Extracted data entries
===============
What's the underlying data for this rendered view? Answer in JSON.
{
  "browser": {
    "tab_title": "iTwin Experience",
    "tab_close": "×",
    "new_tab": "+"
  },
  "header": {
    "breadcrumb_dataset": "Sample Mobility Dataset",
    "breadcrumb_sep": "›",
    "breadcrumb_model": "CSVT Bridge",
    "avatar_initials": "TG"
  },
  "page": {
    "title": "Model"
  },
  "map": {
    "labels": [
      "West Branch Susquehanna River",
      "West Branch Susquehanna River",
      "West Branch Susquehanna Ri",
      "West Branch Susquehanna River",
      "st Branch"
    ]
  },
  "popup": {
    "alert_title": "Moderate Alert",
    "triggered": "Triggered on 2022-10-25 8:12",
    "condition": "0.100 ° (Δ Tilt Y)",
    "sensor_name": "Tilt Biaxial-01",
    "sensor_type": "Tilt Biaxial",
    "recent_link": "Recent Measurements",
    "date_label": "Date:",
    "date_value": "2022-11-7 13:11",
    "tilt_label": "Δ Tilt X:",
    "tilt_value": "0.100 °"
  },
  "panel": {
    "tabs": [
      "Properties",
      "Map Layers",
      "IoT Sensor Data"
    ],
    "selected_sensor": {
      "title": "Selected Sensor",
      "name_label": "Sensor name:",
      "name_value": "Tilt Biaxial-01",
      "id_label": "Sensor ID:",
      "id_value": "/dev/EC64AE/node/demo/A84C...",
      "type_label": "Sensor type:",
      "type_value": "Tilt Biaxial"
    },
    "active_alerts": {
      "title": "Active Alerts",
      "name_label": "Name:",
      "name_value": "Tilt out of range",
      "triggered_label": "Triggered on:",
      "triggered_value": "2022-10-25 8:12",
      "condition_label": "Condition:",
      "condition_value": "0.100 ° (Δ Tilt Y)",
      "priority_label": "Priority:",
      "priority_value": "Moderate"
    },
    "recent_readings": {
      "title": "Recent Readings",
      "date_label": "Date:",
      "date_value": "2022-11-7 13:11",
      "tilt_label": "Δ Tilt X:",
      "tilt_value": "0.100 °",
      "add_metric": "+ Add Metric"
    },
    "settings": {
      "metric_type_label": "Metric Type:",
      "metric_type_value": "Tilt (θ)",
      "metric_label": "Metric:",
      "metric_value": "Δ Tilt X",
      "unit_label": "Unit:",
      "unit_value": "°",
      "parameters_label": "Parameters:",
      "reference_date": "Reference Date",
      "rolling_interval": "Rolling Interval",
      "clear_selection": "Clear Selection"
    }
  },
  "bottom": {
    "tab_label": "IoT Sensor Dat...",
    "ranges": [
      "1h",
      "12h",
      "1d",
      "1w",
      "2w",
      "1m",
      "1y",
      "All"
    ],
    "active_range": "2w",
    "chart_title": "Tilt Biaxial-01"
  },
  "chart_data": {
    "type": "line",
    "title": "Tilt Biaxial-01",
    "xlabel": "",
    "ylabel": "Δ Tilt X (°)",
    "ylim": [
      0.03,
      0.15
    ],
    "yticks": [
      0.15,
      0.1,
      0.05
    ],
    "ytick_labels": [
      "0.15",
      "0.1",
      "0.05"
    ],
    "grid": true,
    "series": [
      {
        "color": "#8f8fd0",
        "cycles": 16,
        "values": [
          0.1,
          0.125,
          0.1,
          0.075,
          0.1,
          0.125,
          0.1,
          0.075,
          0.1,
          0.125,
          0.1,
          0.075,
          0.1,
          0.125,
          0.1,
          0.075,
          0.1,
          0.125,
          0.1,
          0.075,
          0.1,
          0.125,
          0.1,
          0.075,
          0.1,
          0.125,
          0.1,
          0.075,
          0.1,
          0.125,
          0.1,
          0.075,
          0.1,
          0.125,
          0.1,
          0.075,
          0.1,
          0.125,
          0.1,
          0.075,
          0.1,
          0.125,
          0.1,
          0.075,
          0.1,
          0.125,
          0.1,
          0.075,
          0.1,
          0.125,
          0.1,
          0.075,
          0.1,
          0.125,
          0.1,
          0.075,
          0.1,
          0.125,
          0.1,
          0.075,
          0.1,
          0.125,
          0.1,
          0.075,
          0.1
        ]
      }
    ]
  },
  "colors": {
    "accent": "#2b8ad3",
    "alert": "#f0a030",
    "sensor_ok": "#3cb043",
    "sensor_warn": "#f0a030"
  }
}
===============
(WRITTEN PROBLEM)
From the listing above, return each line with the word "Moderate".

(PROBLEM SOLUTION)
    "alert_title": "Moderate Alert",
      "priority_value": "Moderate"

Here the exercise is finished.